**OBJECTIVE A**
Pick out each line of the records containing the string "Dive" and copy those lines.

>> Begin SELECTED EXTRACT

Pounding out a platform

I came to Minneapolis a week before the GOP Convention in St. Paul to assist in forming the Republican platform.

It is very quiet on the south side of Minnesota's largest city with 369,000 residents. The scenery is like downtown Baltimore, with tall, large office buildings.


Yet it is very quaint. Homey almost. Kinda like Carroll County in the years of old.

Not many cars on the road, very few people are walking around on this sunny afternoon. Almost total silence, as I sit outside the hotel and enjoy a little bite to eat before the first gathering of the Resolutions Committee.


Breaking the quiet after almost two and a half hours into my arrival there is a squealing – a siren in the distance. An ambulance rushes by.

As I enter the revolving door of the hotel, there is a sign "No Guns are Permitted on the Premises." Revelation: Minnesota is a right-to-carry state. The only policemen I see are in the Minneapolis Convention Center.

>> End SELECTED EXTRACT
>> Begin TASK DATA

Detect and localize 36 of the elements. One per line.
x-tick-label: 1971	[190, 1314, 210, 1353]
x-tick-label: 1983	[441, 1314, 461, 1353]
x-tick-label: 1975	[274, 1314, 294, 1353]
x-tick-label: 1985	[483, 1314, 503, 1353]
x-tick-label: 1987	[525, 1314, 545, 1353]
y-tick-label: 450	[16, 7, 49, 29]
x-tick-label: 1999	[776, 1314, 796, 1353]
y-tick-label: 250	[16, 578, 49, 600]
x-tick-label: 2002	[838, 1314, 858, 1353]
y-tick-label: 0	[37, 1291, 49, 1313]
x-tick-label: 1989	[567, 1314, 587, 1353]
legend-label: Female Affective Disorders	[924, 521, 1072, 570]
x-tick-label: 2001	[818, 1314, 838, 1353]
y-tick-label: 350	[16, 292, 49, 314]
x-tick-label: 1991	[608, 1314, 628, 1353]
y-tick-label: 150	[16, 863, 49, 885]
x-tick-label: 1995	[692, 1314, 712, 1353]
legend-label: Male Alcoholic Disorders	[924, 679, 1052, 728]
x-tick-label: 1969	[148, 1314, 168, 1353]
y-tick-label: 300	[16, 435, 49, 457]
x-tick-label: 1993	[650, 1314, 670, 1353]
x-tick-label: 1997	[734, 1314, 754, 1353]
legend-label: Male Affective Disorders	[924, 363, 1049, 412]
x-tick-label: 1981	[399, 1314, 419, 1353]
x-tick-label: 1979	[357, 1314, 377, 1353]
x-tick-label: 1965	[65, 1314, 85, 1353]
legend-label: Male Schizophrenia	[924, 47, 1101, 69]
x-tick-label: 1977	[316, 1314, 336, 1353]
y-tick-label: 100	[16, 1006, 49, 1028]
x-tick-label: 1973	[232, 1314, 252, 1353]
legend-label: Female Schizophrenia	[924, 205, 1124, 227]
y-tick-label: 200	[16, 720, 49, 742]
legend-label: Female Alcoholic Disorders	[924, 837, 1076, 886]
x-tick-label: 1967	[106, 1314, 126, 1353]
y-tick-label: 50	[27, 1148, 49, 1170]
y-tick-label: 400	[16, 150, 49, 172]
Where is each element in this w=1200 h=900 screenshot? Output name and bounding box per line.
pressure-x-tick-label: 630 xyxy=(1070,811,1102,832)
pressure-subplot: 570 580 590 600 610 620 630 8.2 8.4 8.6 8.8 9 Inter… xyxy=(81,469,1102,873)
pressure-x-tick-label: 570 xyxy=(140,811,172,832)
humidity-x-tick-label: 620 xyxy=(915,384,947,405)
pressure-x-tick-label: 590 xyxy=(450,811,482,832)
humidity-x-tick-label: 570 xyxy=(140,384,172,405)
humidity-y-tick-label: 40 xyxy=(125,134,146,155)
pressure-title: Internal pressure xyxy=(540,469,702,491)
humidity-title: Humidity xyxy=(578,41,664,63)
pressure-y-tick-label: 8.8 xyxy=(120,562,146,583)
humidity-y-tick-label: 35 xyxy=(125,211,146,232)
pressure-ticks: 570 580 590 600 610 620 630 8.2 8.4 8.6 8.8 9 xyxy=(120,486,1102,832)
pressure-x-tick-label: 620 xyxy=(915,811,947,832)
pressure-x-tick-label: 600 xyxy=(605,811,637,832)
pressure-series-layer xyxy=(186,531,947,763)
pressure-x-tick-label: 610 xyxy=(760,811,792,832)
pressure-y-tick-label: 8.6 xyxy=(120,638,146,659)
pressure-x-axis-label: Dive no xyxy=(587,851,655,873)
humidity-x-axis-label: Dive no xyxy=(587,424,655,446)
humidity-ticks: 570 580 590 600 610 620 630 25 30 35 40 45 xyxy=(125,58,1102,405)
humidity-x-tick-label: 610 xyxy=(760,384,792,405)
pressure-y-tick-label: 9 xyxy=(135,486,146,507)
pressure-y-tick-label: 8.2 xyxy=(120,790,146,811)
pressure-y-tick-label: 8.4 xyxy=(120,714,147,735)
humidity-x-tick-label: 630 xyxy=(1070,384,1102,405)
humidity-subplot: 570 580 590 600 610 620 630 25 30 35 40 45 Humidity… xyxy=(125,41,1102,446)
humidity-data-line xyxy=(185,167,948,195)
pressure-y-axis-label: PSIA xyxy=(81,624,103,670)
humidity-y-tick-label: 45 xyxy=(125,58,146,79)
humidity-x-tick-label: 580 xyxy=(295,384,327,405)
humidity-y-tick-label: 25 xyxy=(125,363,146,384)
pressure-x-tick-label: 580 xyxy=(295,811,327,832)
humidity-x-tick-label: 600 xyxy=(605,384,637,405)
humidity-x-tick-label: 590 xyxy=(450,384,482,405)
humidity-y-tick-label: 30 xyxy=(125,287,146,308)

>> End TASK DATA

**OBJECTIVE B**
In the Minneapolis account above, rewrite the paragraph beginning "Not many cars on the road" in shorter form, keeping its main facts.

**TASK OUTPUT A**
pressure-x-axis-label: Dive no xyxy=(587,851,655,873)
humidity-x-axis-label: Dive no xyxy=(587,424,655,446)

**TASK OUTPUT B**
On this sunny afternoon there are few cars and very few people walking, and it is almost totally silent as I eat a little outside the hotel before the Resolutions Committee's first gathering.